[Extracted material start]

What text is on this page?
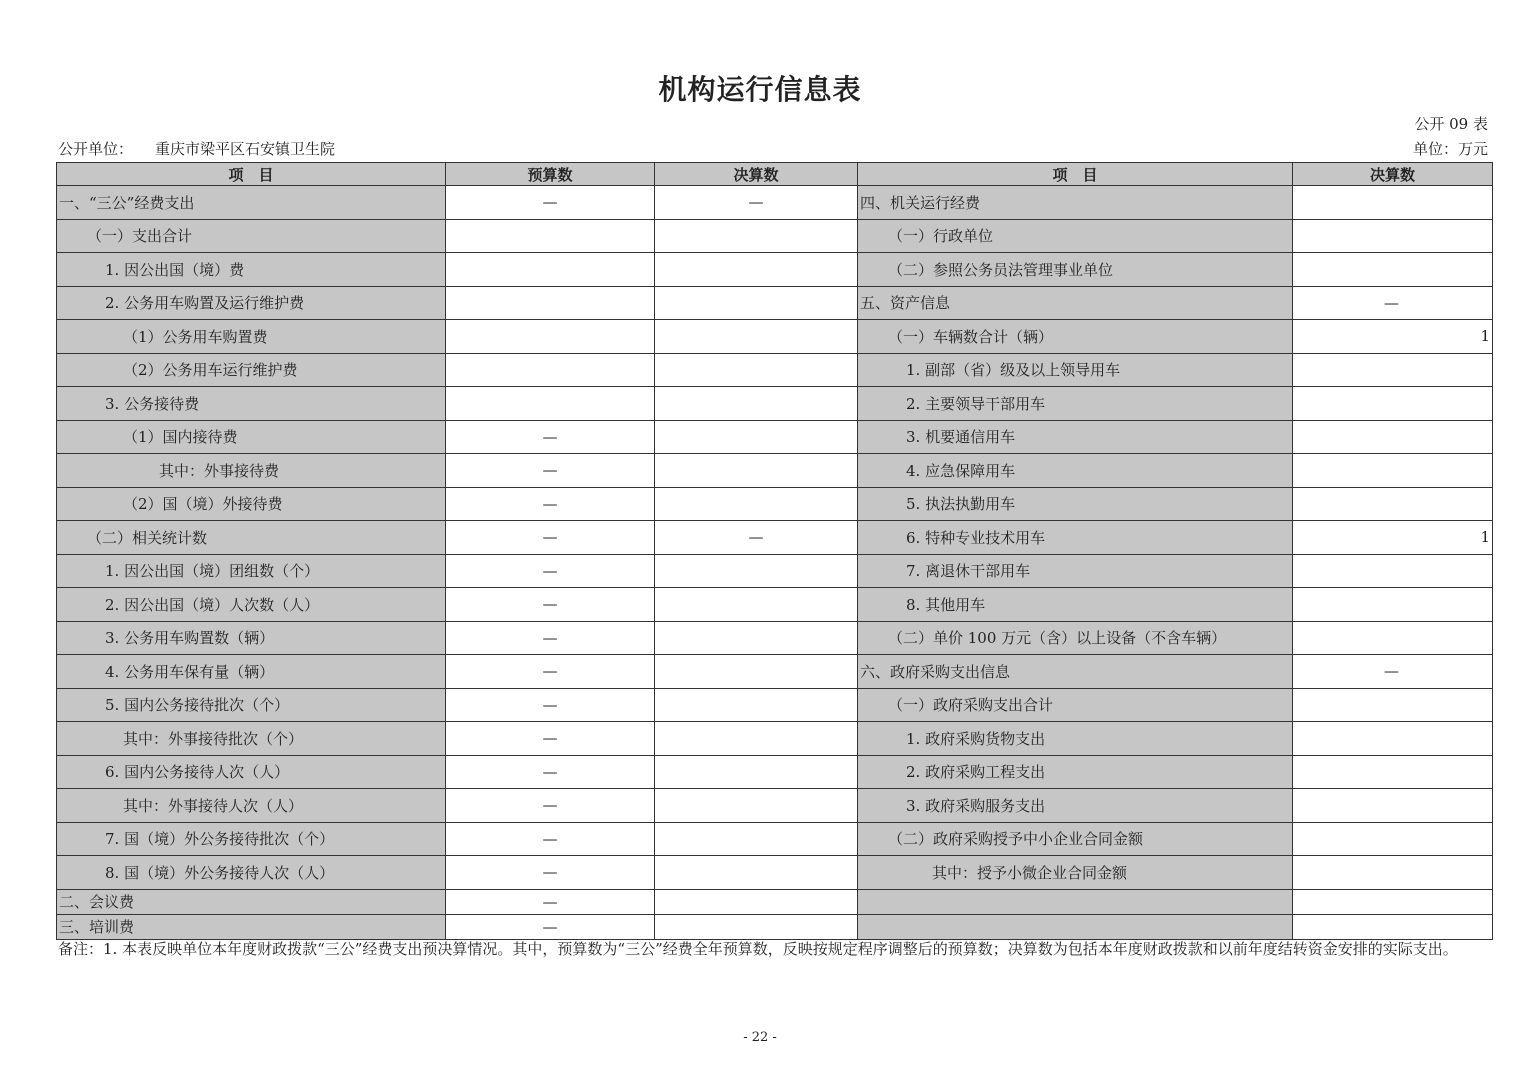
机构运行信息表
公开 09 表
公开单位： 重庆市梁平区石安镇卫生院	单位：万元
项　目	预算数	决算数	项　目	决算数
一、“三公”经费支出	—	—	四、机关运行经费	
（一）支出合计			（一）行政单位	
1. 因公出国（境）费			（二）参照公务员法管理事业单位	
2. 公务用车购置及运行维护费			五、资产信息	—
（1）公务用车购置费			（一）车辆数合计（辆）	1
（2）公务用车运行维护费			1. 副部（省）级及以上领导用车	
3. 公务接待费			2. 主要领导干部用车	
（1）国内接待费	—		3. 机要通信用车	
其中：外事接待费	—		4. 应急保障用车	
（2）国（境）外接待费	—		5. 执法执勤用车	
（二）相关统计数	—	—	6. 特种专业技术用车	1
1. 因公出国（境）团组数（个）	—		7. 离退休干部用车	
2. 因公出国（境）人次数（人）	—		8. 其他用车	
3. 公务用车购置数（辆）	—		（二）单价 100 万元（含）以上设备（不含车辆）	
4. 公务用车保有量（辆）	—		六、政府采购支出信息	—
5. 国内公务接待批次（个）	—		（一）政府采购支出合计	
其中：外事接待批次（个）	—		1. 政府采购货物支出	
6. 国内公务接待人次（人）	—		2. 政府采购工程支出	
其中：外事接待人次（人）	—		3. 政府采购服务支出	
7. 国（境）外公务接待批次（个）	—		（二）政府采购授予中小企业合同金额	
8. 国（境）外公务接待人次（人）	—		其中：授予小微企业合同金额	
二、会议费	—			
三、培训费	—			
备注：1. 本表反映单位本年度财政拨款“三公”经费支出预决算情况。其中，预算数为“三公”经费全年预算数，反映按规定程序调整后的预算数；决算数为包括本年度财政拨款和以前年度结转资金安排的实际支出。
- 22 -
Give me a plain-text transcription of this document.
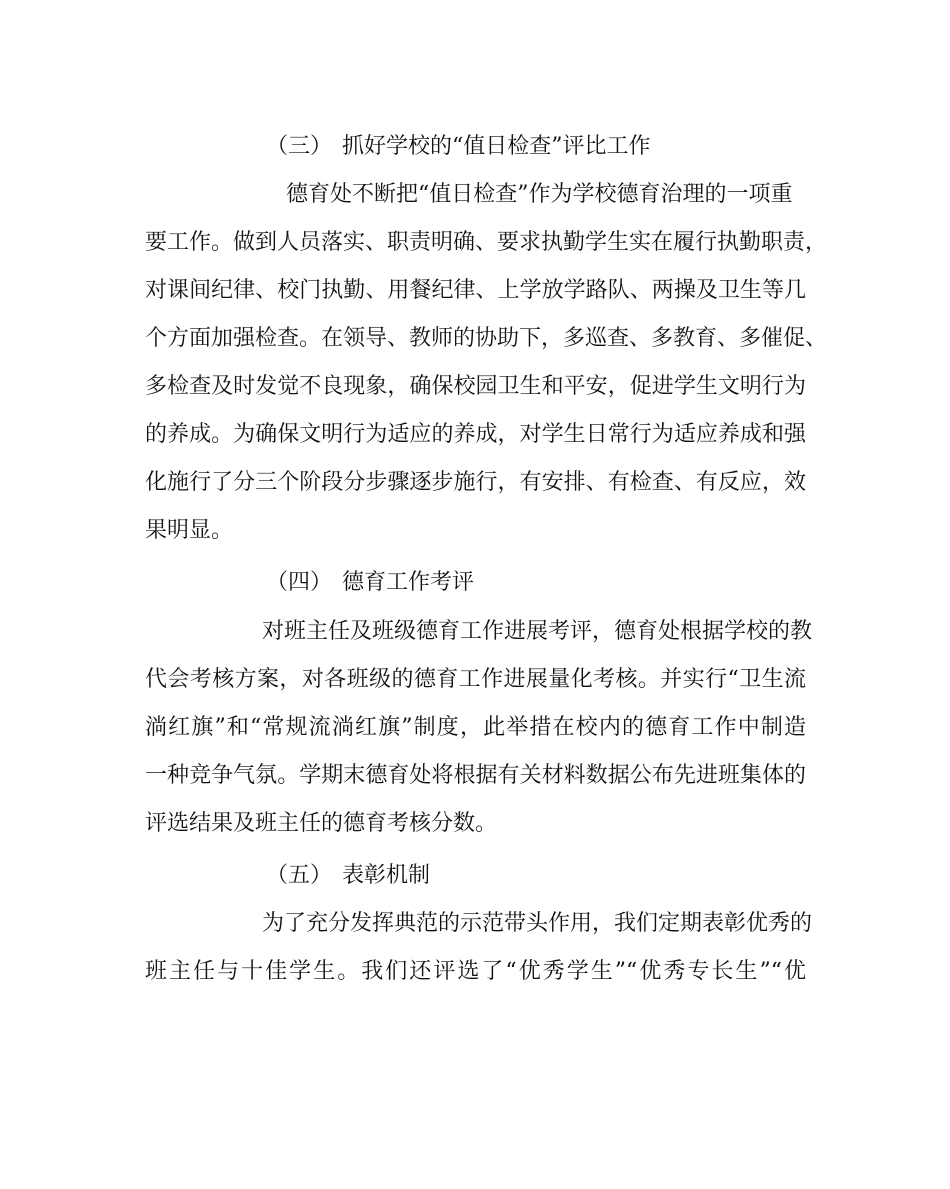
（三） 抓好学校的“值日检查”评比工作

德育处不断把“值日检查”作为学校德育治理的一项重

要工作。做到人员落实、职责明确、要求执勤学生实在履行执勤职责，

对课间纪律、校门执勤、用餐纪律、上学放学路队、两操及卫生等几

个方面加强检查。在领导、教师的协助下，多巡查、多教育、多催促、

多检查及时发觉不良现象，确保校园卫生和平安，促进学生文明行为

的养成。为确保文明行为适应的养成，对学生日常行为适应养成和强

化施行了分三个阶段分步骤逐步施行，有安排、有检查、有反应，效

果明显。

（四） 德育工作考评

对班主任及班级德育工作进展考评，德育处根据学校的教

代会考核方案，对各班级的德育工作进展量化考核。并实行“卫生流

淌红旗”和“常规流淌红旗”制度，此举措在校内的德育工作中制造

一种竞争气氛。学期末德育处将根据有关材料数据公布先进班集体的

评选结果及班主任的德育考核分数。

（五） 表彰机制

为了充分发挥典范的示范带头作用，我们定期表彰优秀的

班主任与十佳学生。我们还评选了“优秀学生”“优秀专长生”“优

[Extracted material end]

### [Aim of the task]
Each line of the data should be quoted exactly, with pictures left out.

### [The reply]
What text is on this page?
机构运行信息表
公开 09 表
公开单位： 重庆市梁平区石安镇卫生院	单位：万元
项　目	预算数	决算数	项　目	决算数
一、“三公”经费支出	—	—	四、机关运行经费	
（一）支出合计			（一）行政单位	
1. 因公出国（境）费			（二）参照公务员法管理事业单位	
2. 公务用车购置及运行维护费			五、资产信息	—
（1）公务用车购置费			（一）车辆数合计（辆）	1
（2）公务用车运行维护费			1. 副部（省）级及以上领导用车	
3. 公务接待费			2. 主要领导干部用车	
（1）国内接待费	—		3. 机要通信用车	
其中：外事接待费	—		4. 应急保障用车	
（2）国（境）外接待费	—		5. 执法执勤用车	
（二）相关统计数	—	—	6. 特种专业技术用车	1
1. 因公出国（境）团组数（个）	—		7. 离退休干部用车	
2. 因公出国（境）人次数（人）	—		8. 其他用车	
3. 公务用车购置数（辆）	—		（二）单价 100 万元（含）以上设备（不含车辆）	
4. 公务用车保有量（辆）	—		六、政府采购支出信息	—
5. 国内公务接待批次（个）	—		（一）政府采购支出合计	
其中：外事接待批次（个）	—		1. 政府采购货物支出	
6. 国内公务接待人次（人）	—		2. 政府采购工程支出	
其中：外事接待人次（人）	—		3. 政府采购服务支出	
7. 国（境）外公务接待批次（个）	—		（二）政府采购授予中小企业合同金额	
8. 国（境）外公务接待人次（人）	—		其中：授予小微企业合同金额	
二、会议费	—			
三、培训费	—			
备注：1. 本表反映单位本年度财政拨款“三公”经费支出预决算情况。其中，预算数为“三公”经费全年预算数，反映按规定程序调整后的预算数；决算数为包括本年度财政拨款和以前年度结转资金安排的实际支出。
- 22 -
Give me a plain-text transcription of this document.
（三） 抓好学校的“值日检查”评比工作

德育处不断把“值日检查”作为学校德育治理的一项重

要工作。做到人员落实、职责明确、要求执勤学生实在履行执勤职责，

对课间纪律、校门执勤、用餐纪律、上学放学路队、两操及卫生等几

个方面加强检查。在领导、教师的协助下，多巡查、多教育、多催促、

多检查及时发觉不良现象，确保校园卫生和平安，促进学生文明行为

的养成。为确保文明行为适应的养成，对学生日常行为适应养成和强

化施行了分三个阶段分步骤逐步施行，有安排、有检查、有反应，效

果明显。

（四） 德育工作考评

对班主任及班级德育工作进展考评，德育处根据学校的教

代会考核方案，对各班级的德育工作进展量化考核。并实行“卫生流

淌红旗”和“常规流淌红旗”制度，此举措在校内的德育工作中制造

一种竞争气氛。学期末德育处将根据有关材料数据公布先进班集体的

评选结果及班主任的德育考核分数。

（五） 表彰机制

为了充分发挥典范的示范带头作用，我们定期表彰优秀的

班主任与十佳学生。我们还评选了“优秀学生”“优秀专长生”“优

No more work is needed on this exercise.